Begin Dataset rows

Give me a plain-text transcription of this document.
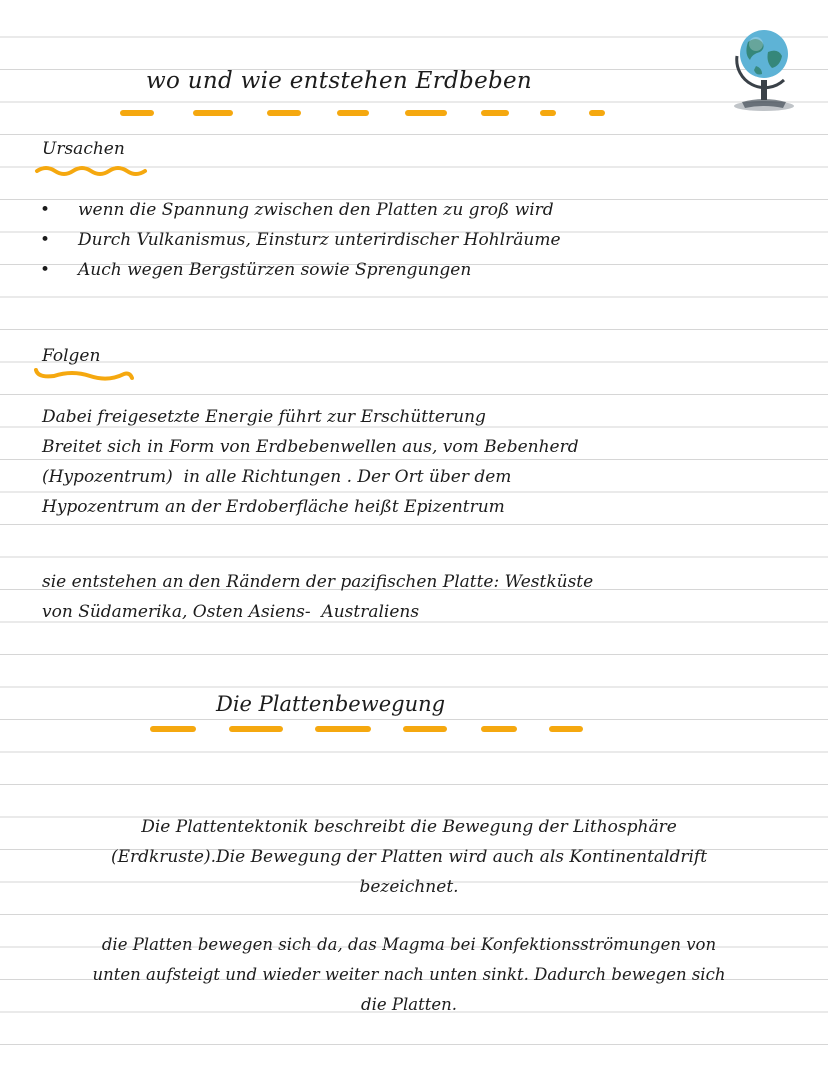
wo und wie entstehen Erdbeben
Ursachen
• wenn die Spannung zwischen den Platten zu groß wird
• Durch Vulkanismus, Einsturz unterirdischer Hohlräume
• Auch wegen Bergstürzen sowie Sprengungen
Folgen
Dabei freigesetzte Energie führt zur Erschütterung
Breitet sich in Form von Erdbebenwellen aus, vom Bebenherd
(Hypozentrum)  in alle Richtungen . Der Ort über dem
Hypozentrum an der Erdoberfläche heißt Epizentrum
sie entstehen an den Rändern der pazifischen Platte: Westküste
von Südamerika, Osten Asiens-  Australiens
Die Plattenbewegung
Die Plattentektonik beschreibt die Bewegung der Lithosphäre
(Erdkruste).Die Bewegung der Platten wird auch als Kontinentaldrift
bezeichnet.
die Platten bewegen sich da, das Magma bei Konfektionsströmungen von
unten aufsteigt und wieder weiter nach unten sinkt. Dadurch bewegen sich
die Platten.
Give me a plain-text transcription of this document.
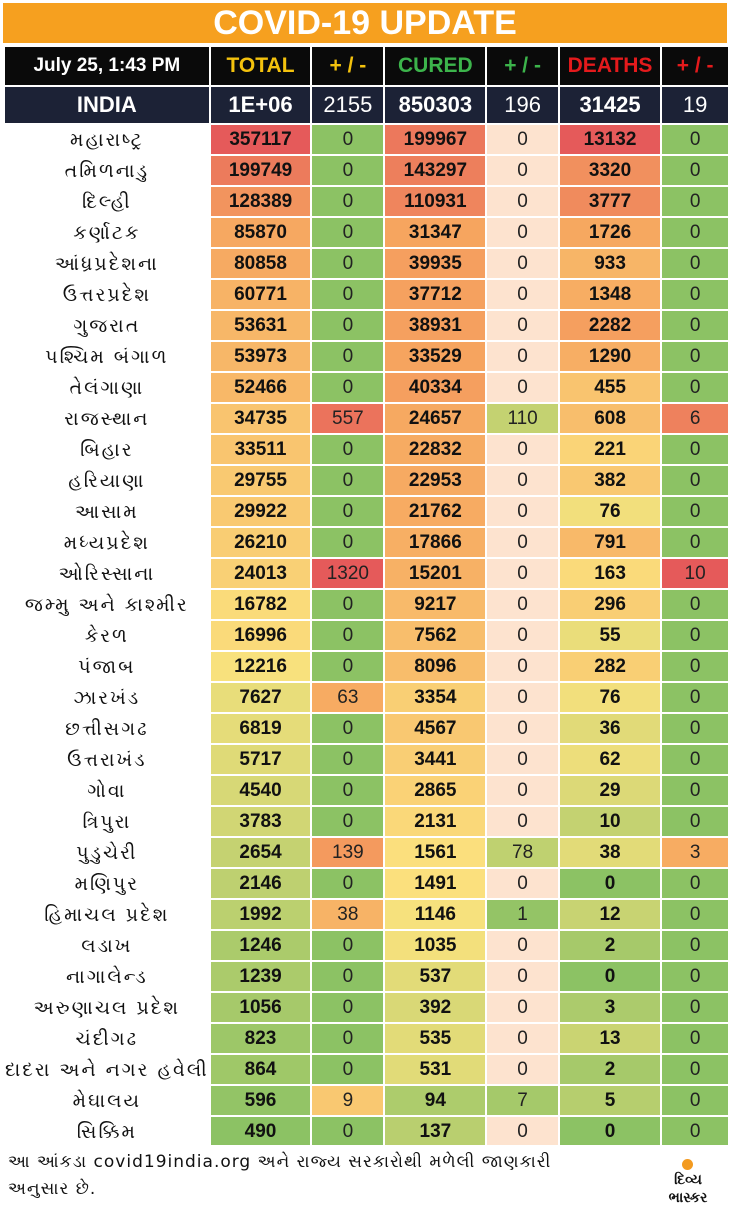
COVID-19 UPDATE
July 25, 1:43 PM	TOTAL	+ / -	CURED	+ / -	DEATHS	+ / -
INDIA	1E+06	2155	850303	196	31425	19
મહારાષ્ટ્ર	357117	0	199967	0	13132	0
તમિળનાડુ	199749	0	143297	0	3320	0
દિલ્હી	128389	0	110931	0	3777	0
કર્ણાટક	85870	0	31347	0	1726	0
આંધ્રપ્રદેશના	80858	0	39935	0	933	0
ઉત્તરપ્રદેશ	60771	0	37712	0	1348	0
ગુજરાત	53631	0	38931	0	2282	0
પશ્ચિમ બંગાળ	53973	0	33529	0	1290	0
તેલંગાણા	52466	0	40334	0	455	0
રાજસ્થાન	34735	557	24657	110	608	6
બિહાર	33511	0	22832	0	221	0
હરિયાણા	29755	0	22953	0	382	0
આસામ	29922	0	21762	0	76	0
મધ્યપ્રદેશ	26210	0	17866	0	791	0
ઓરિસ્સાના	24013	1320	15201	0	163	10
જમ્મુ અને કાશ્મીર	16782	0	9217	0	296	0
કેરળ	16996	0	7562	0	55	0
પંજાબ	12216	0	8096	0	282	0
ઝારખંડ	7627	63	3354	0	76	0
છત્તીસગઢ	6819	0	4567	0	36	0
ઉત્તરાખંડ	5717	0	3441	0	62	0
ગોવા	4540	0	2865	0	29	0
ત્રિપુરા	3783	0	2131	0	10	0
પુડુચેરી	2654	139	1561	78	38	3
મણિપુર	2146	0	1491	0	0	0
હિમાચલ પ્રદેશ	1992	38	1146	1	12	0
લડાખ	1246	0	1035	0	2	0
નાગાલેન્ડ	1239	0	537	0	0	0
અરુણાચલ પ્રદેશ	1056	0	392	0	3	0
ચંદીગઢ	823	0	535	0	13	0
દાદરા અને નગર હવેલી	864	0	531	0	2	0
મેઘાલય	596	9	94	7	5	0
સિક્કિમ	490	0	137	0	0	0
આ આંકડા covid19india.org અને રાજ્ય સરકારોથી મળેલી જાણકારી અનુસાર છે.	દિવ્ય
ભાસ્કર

End Dataset rows
Begin Dataset rows

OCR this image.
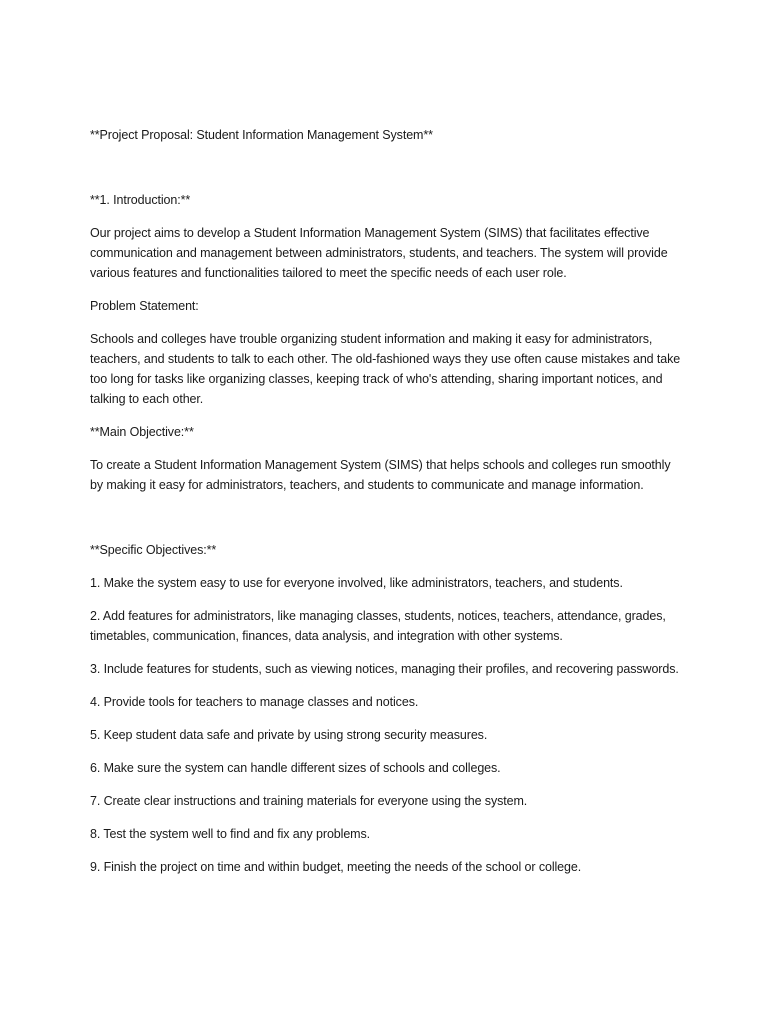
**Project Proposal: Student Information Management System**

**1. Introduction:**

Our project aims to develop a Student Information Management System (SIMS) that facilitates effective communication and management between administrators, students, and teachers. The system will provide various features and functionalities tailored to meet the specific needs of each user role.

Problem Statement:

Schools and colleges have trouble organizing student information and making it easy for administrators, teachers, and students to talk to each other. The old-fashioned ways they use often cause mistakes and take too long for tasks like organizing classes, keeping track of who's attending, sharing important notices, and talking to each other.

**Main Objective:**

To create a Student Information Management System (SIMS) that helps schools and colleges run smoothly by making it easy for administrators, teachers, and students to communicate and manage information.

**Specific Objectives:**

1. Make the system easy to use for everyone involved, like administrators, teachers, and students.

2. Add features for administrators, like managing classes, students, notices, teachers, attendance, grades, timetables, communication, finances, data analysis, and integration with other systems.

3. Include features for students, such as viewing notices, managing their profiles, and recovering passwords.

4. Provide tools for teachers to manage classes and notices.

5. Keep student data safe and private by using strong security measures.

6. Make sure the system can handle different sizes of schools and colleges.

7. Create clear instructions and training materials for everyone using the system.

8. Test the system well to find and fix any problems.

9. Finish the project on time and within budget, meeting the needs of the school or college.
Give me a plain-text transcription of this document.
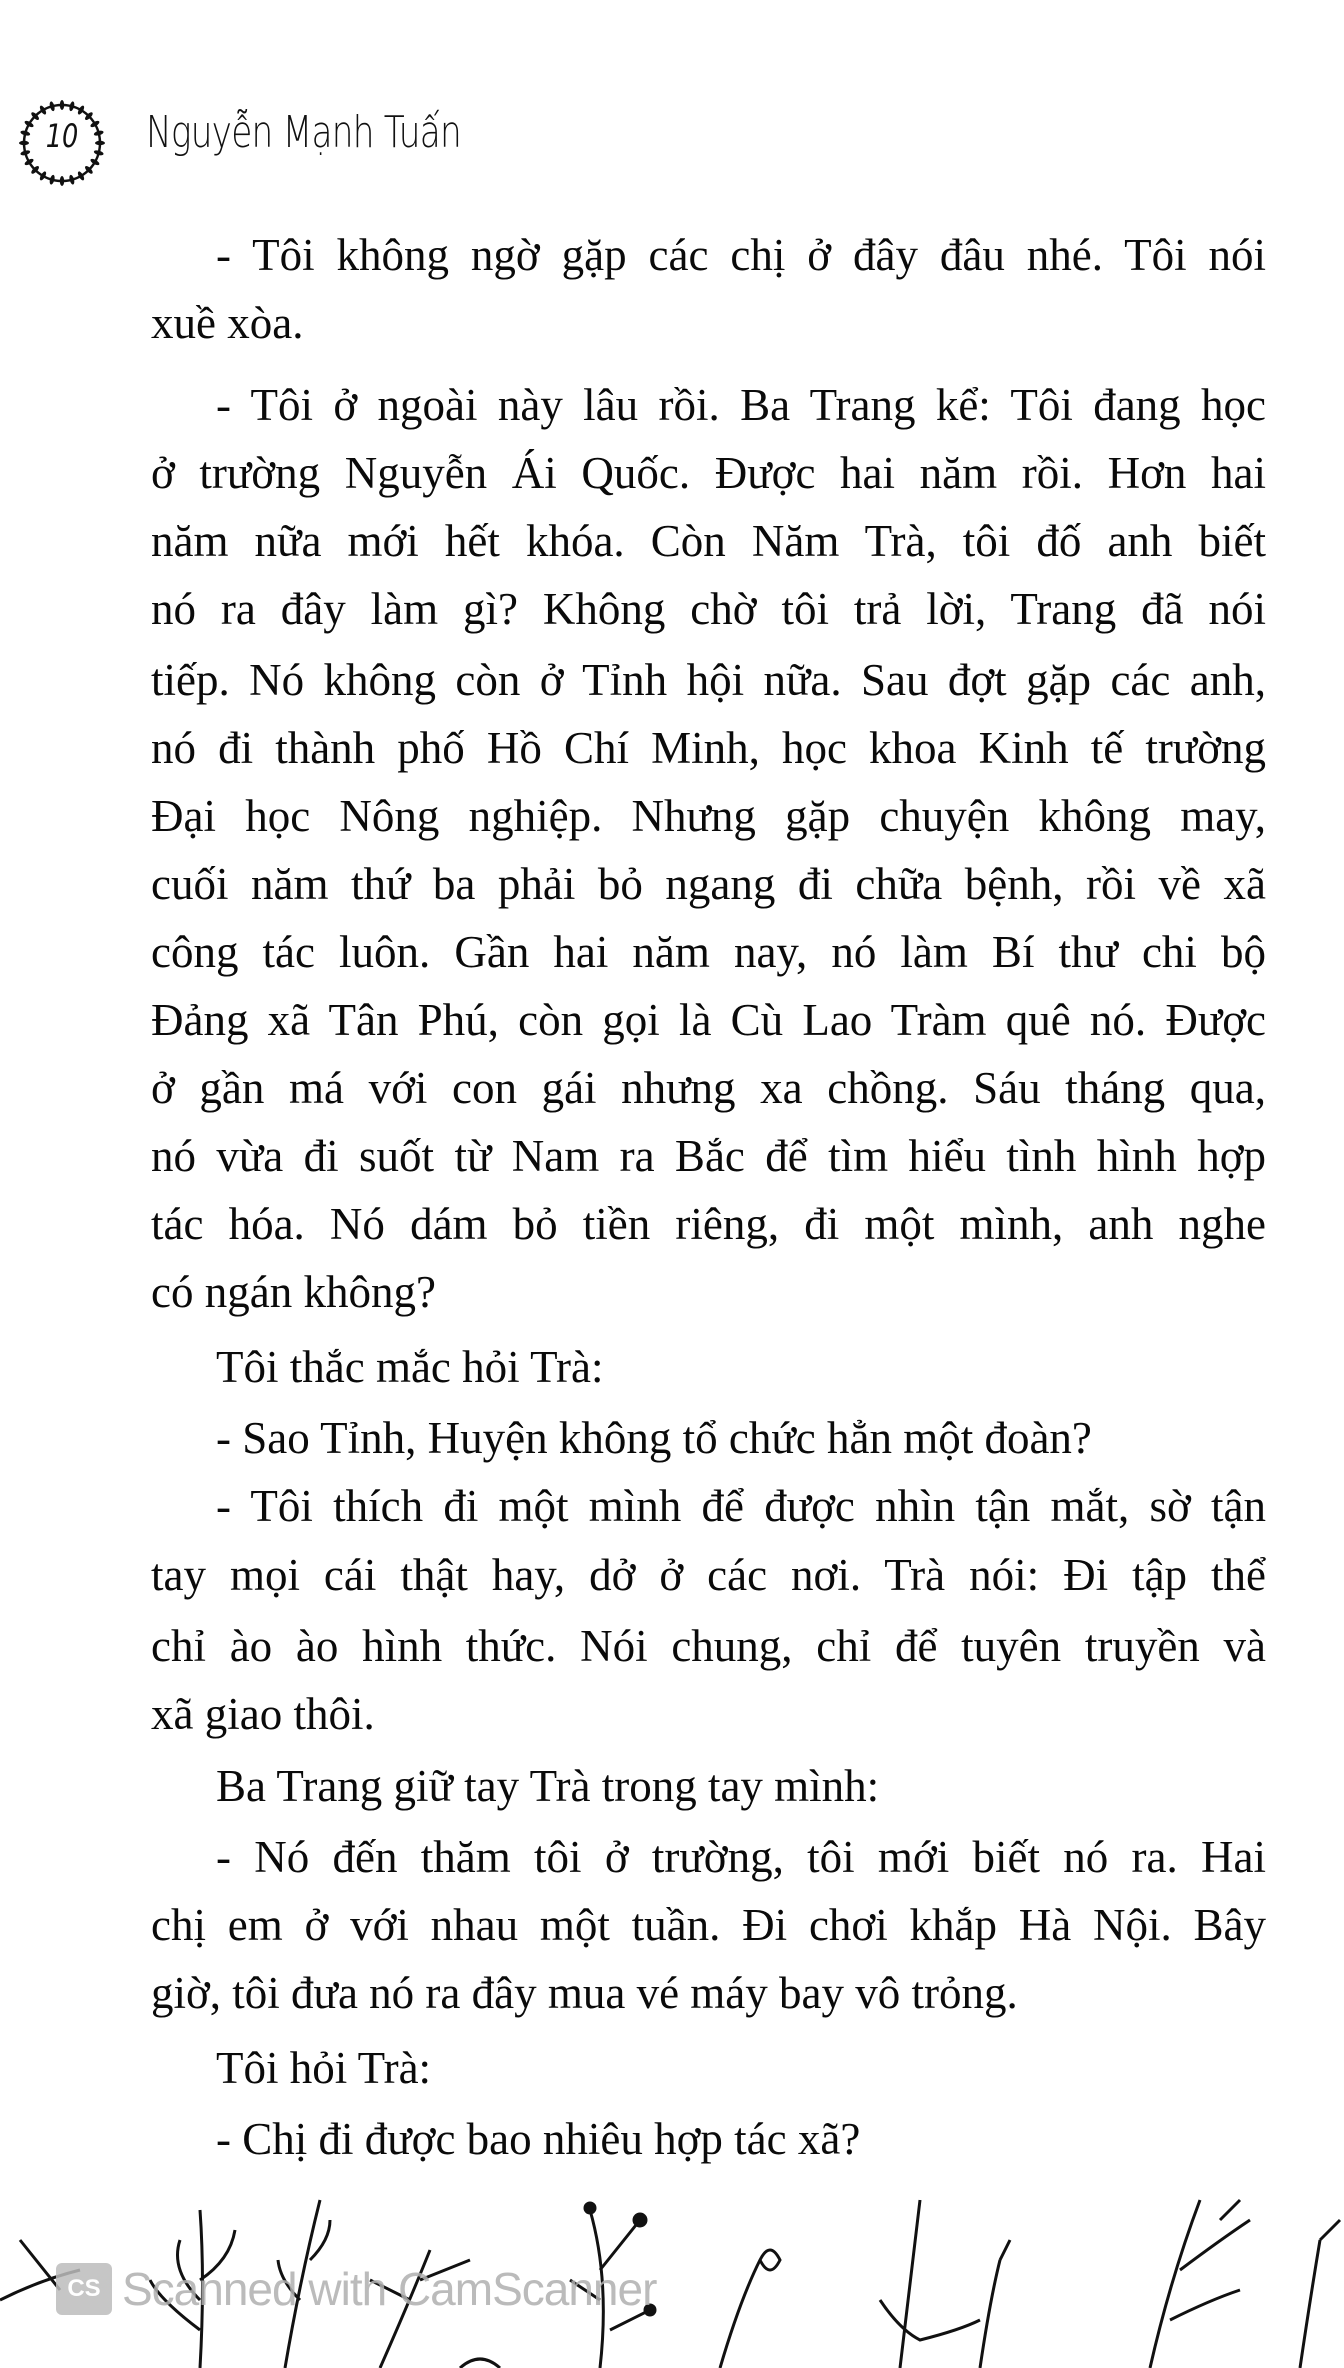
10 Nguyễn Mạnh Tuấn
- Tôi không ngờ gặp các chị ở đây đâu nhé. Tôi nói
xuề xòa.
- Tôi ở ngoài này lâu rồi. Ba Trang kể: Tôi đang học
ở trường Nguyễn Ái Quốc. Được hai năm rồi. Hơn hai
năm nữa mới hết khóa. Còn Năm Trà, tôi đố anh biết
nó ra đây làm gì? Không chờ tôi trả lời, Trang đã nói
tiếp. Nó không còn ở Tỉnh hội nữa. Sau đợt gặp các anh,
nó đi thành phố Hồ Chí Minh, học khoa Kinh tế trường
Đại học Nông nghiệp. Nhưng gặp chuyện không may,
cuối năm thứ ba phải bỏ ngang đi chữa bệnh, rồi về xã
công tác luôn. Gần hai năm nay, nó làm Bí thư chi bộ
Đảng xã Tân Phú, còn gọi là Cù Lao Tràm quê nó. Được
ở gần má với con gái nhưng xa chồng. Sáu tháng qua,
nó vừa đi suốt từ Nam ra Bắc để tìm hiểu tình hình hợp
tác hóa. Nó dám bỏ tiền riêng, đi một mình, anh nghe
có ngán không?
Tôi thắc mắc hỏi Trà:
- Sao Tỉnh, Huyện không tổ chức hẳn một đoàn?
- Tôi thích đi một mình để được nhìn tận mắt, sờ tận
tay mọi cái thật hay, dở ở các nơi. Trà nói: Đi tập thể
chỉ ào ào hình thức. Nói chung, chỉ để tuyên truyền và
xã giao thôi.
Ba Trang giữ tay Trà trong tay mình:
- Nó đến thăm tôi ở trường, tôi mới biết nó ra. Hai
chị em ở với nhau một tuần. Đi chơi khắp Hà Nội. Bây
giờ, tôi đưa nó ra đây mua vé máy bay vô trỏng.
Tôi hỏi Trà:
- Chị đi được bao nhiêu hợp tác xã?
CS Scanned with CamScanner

End Dataset rows
Begin Dataset rows

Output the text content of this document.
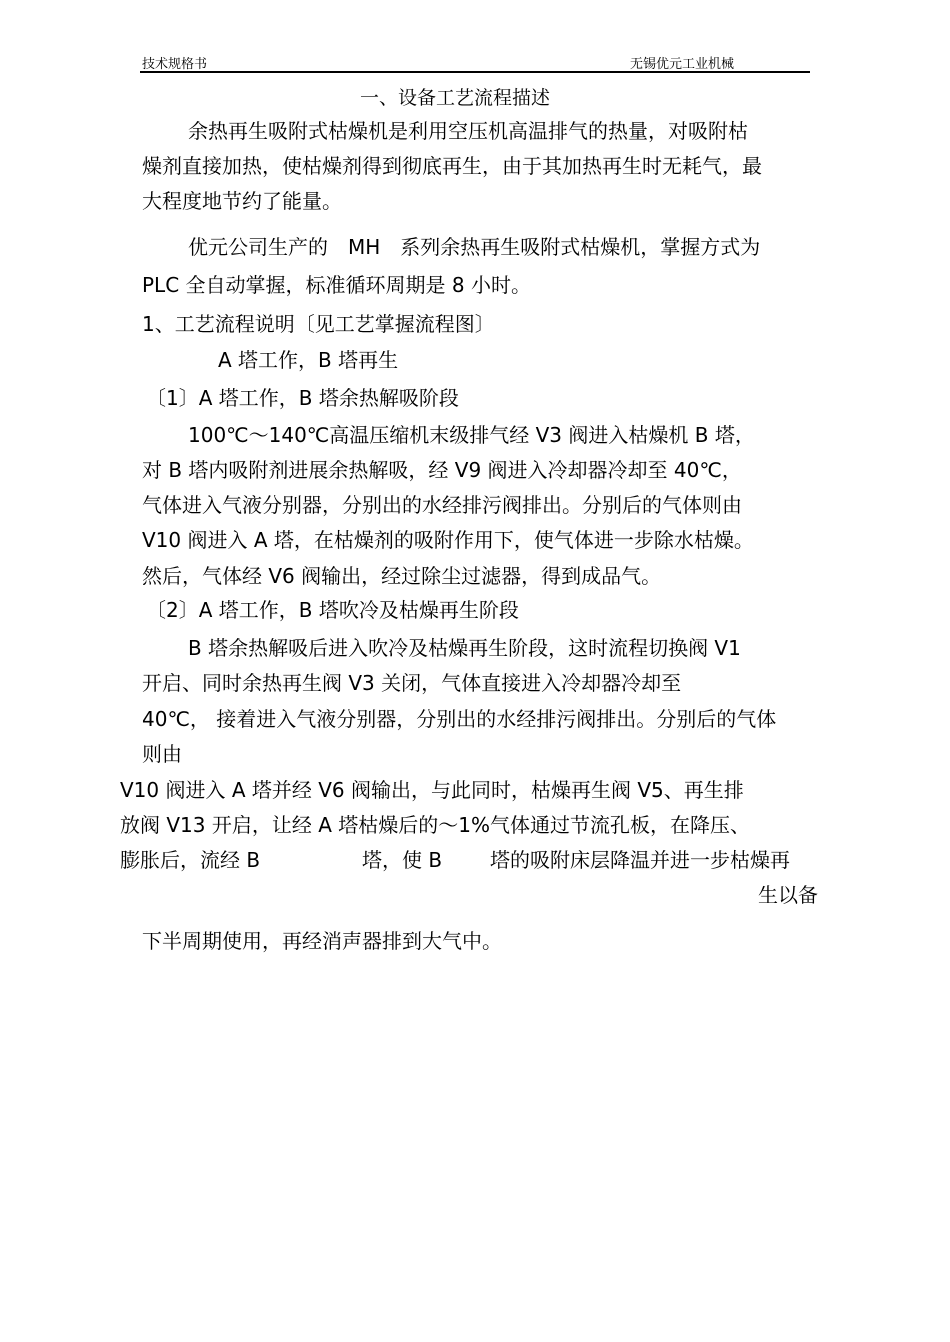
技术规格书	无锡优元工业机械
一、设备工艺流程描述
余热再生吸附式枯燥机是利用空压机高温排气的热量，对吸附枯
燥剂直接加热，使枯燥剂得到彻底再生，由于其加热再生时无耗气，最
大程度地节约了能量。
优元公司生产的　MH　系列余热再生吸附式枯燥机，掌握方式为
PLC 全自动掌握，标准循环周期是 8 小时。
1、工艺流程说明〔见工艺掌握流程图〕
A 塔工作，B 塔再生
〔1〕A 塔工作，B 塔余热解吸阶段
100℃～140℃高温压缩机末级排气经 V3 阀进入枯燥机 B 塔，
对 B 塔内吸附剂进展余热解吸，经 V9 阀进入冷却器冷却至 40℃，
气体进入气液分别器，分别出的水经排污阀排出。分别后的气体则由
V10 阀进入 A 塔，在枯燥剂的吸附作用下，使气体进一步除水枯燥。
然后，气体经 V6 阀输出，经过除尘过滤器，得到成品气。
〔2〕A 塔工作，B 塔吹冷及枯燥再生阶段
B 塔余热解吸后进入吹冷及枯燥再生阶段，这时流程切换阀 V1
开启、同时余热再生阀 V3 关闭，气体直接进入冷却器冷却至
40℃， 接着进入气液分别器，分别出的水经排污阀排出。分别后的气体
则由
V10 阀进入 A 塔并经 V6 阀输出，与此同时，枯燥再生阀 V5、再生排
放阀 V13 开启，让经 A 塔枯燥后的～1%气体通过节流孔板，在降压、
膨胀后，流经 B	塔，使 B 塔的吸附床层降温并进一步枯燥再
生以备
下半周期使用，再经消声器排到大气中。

End Dataset rows

Exercise goal: Find the lines holding "everyone" and list every one.

Answer to this exercise:
1. Make the system easy to use for everyone involved, like administrators, teachers, and students.
7. Create clear instructions and training materials for everyone using the system.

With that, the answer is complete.